REQUIRED TASK: Seek out every line containing the word "shop", and copy each.

··· INFORMATION PROVIDED ···

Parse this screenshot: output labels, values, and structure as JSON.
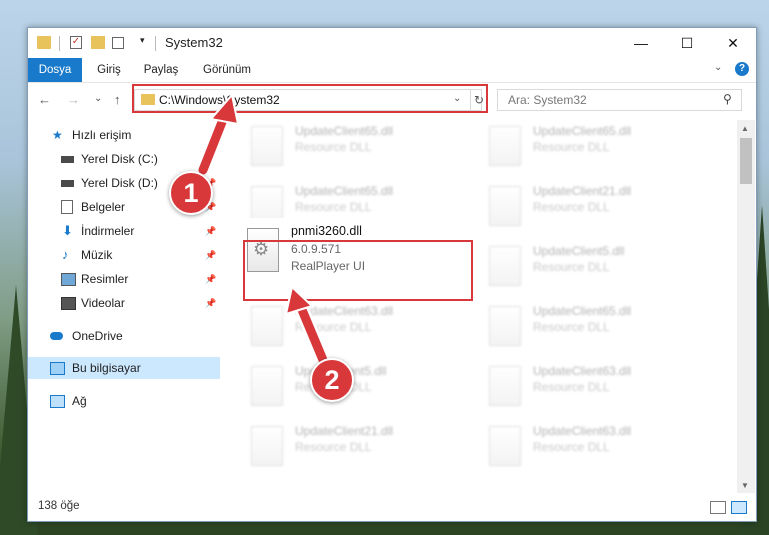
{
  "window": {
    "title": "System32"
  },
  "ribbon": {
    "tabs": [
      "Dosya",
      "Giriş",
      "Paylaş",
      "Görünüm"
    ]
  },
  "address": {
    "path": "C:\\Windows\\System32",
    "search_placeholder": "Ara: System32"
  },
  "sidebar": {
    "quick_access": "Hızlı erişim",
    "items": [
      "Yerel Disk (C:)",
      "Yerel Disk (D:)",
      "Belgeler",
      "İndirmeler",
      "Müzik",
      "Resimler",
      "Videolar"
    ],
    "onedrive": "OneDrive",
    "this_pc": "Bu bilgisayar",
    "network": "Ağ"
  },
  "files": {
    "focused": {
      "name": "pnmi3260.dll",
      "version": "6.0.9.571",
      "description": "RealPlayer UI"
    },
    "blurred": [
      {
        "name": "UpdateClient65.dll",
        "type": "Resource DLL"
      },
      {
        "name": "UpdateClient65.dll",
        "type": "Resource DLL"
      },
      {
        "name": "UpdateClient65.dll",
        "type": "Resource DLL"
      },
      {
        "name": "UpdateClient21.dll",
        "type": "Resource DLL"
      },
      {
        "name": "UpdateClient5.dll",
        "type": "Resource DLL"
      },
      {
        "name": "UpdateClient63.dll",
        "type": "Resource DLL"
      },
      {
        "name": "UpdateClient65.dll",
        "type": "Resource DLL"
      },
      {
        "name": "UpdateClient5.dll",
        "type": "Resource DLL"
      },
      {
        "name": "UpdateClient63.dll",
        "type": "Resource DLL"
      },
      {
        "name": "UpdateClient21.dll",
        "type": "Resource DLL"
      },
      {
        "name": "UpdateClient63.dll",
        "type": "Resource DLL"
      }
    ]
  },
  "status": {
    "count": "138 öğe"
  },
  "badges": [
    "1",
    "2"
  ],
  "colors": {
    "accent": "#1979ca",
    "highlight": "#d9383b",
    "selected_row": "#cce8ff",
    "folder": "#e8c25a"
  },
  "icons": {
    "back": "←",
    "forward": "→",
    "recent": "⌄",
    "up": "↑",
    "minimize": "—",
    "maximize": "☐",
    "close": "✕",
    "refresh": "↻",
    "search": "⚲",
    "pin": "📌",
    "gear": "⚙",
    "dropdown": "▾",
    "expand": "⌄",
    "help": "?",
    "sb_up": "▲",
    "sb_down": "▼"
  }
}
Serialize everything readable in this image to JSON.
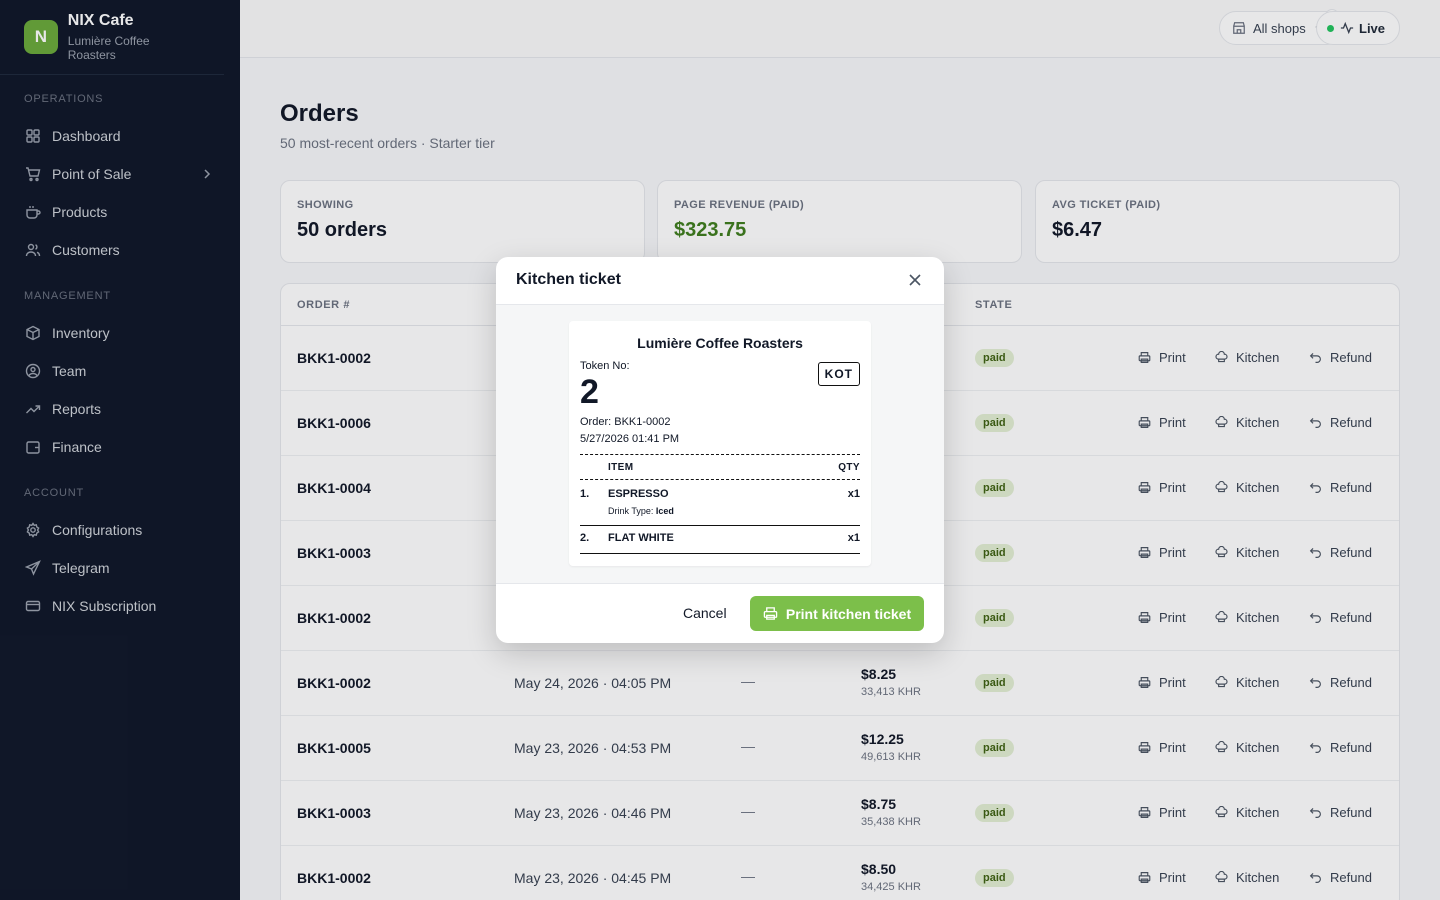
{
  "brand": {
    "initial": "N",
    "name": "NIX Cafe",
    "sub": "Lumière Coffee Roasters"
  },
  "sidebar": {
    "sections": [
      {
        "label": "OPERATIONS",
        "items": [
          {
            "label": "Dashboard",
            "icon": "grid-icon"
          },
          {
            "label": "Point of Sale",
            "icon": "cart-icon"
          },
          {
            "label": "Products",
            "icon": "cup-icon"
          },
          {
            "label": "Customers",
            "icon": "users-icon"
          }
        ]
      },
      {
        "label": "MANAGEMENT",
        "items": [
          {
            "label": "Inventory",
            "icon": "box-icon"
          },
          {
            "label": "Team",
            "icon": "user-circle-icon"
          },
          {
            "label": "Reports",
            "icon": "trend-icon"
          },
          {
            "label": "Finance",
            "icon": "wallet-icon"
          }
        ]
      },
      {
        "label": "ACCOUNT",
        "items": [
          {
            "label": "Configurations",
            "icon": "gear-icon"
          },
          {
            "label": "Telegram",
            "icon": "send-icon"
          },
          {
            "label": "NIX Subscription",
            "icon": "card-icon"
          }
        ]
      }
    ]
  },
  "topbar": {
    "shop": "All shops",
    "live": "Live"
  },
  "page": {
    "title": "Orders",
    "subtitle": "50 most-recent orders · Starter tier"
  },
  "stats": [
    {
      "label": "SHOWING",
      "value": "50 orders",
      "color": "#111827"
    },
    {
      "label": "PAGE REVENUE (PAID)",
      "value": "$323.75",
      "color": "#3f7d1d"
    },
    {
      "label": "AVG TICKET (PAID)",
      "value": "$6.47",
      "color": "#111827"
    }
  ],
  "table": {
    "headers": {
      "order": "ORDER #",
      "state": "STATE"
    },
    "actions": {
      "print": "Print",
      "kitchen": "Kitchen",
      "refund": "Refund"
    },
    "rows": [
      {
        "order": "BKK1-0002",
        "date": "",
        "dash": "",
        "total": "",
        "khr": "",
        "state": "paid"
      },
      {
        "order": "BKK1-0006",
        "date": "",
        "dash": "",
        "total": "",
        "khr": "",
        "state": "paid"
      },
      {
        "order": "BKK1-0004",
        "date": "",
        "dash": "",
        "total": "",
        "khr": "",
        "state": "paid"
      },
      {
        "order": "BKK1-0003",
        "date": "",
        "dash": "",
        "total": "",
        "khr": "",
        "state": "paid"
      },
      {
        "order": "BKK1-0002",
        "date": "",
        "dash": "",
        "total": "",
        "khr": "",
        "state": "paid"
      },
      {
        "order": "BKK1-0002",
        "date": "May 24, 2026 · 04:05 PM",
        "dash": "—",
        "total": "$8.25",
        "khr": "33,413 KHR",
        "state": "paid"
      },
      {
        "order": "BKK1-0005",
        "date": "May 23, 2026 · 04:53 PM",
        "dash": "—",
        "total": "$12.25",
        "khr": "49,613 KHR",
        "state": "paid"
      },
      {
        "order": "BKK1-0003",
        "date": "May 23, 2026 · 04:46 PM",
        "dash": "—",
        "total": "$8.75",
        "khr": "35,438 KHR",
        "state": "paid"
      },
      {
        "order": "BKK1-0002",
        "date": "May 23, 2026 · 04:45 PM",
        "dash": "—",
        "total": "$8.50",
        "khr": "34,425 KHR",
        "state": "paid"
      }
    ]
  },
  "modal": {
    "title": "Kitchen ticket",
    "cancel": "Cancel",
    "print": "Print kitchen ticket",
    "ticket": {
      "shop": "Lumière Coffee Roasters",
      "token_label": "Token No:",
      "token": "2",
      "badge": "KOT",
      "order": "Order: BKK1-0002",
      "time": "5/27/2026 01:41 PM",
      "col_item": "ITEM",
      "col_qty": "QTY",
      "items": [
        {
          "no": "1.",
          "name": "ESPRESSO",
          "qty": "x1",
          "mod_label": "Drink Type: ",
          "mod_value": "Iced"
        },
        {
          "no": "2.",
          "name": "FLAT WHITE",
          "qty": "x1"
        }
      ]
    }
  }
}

···

FULL SOLUTION:
    "shop": "All shops",
      "shop": "Lumière Coffee Roasters",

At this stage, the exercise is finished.